§ **THE PROBLEM**:
Extract all data as written.

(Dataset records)
— begin —
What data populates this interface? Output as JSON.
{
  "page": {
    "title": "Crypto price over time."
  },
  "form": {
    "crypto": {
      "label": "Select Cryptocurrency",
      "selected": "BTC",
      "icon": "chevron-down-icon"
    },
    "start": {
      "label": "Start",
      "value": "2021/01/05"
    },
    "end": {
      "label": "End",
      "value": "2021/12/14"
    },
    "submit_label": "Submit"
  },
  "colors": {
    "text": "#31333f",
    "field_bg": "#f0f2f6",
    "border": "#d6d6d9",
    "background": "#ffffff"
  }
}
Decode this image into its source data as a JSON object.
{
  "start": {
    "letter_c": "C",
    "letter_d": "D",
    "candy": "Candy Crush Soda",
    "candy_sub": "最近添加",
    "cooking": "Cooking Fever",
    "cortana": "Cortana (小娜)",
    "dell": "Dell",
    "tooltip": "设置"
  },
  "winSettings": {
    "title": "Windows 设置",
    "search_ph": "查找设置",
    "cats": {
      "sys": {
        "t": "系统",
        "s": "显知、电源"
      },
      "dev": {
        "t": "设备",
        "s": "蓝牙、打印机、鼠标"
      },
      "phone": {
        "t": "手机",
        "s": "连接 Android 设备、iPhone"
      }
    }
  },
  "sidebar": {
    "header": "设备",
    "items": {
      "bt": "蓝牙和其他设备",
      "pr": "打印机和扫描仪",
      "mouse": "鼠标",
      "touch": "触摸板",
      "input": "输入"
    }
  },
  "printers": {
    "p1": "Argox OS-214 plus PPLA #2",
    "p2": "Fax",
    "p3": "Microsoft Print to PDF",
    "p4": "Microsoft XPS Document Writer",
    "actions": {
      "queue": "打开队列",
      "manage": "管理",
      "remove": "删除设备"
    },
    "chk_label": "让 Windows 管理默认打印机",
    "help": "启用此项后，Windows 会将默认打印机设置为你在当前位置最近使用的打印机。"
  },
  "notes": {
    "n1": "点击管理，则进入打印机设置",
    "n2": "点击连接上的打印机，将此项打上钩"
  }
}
— end —
§ **ANSWER TO THIS PROBLEM**:
What data populates this interface? Output as JSON.
{
  "page": {
    "title": "Crypto price over time."
  },
  "form": {
    "crypto": {
      "label": "Select Cryptocurrency",
      "selected": "BTC",
      "icon": "chevron-down-icon"
    },
    "start": {
      "label": "Start",
      "value": "2021/01/05"
    },
    "end": {
      "label": "End",
      "value": "2021/12/14"
    },
    "submit_label": "Submit"
  },
  "colors": {
    "text": "#31333f",
    "field_bg": "#f0f2f6",
    "border": "#d6d6d9",
    "background": "#ffffff"
  }
}
Decode this image into its source data as a JSON object.
{
  "start": {
    "letter_c": "C",
    "letter_d": "D",
    "candy": "Candy Crush Soda",
    "candy_sub": "最近添加",
    "cooking": "Cooking Fever",
    "cortana": "Cortana (小娜)",
    "dell": "Dell",
    "tooltip": "设置"
  },
  "winSettings": {
    "title": "Windows 设置",
    "search_ph": "查找设置",
    "cats": {
      "sys": {
        "t": "系统",
        "s": "显知、电源"
      },
      "dev": {
        "t": "设备",
        "s": "蓝牙、打印机、鼠标"
      },
      "phone": {
        "t": "手机",
        "s": "连接 Android 设备、iPhone"
      }
    }
  },
  "sidebar": {
    "header": "设备",
    "items": {
      "bt": "蓝牙和其他设备",
      "pr": "打印机和扫描仪",
      "mouse": "鼠标",
      "touch": "触摸板",
      "input": "输入"
    }
  },
  "printers": {
    "p1": "Argox OS-214 plus PPLA #2",
    "p2": "Fax",
    "p3": "Microsoft Print to PDF",
    "p4": "Microsoft XPS Document Writer",
    "actions": {
      "queue": "打开队列",
      "manage": "管理",
      "remove": "删除设备"
    },
    "chk_label": "让 Windows 管理默认打印机",
    "help": "启用此项后，Windows 会将默认打印机设置为你在当前位置最近使用的打印机。"
  },
  "notes": {
    "n1": "点击管理，则进入打印机设置",
    "n2": "点击连接上的打印机，将此项打上钩"
  }
}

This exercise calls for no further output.